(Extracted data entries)

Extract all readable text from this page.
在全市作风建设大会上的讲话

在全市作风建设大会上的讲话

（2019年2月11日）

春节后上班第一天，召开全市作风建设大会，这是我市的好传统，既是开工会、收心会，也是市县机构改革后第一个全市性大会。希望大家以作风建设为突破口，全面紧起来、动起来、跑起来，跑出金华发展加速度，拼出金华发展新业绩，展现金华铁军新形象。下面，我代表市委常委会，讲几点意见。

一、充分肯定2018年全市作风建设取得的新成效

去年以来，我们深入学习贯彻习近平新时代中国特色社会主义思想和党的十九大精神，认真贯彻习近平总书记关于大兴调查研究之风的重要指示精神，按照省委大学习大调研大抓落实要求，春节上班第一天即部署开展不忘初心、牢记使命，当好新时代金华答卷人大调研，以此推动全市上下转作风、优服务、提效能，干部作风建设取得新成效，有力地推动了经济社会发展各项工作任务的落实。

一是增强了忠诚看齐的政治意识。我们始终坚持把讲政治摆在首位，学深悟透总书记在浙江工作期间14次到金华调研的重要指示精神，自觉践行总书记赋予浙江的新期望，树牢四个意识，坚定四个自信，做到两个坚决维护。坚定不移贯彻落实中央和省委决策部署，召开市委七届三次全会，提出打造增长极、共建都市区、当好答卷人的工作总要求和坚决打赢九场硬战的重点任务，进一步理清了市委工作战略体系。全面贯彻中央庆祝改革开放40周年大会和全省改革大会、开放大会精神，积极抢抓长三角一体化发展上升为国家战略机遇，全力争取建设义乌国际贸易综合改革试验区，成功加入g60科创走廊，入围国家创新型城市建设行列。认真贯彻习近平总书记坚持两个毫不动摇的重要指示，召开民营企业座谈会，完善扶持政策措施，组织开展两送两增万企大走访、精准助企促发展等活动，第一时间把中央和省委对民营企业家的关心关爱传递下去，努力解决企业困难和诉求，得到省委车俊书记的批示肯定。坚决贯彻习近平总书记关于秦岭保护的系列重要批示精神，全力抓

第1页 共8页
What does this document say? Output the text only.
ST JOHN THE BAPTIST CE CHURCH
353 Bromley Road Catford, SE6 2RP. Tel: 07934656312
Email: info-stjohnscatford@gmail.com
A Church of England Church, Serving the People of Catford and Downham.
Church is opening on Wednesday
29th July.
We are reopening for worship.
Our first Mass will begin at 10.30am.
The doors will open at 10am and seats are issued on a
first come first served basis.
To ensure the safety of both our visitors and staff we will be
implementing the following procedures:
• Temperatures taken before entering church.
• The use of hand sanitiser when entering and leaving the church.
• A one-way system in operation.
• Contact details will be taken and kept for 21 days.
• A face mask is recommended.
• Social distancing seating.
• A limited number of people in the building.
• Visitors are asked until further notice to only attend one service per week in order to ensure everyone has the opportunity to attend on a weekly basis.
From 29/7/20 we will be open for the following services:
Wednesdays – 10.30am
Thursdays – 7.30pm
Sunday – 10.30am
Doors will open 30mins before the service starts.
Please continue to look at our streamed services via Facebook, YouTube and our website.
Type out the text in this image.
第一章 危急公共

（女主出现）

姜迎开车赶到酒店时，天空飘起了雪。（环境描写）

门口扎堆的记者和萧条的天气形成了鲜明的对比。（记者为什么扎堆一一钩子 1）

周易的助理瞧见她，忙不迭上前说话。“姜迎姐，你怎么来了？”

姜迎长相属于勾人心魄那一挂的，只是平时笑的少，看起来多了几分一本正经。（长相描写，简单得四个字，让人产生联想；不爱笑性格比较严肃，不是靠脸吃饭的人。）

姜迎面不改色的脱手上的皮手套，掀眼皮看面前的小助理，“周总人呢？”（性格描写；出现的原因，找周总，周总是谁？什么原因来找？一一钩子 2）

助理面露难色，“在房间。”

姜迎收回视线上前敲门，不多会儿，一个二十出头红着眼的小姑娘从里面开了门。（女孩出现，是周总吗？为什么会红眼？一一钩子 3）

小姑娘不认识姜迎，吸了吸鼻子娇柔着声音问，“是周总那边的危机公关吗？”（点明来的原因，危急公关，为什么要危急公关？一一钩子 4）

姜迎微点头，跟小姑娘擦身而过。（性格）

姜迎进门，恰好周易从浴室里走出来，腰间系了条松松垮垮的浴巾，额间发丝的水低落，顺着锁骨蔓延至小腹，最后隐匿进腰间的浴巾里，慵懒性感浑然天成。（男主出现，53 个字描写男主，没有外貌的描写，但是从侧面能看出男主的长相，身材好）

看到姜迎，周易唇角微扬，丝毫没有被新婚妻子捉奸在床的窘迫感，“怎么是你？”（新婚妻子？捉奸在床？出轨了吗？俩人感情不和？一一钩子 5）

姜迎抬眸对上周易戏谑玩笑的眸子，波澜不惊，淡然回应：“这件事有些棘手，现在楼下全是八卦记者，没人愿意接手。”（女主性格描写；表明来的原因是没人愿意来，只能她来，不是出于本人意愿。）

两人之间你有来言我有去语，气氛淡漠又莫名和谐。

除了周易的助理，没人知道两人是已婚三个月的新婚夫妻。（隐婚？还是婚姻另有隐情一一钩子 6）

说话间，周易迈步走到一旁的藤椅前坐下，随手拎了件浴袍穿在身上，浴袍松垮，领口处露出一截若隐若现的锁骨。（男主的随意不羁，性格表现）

GIVEN PROBLEM: From the entries above, copy every line that holds the word "before".

WRITTEN REPLY:
• Temperatures taken before entering church.
Doors will open 30mins before the service starts.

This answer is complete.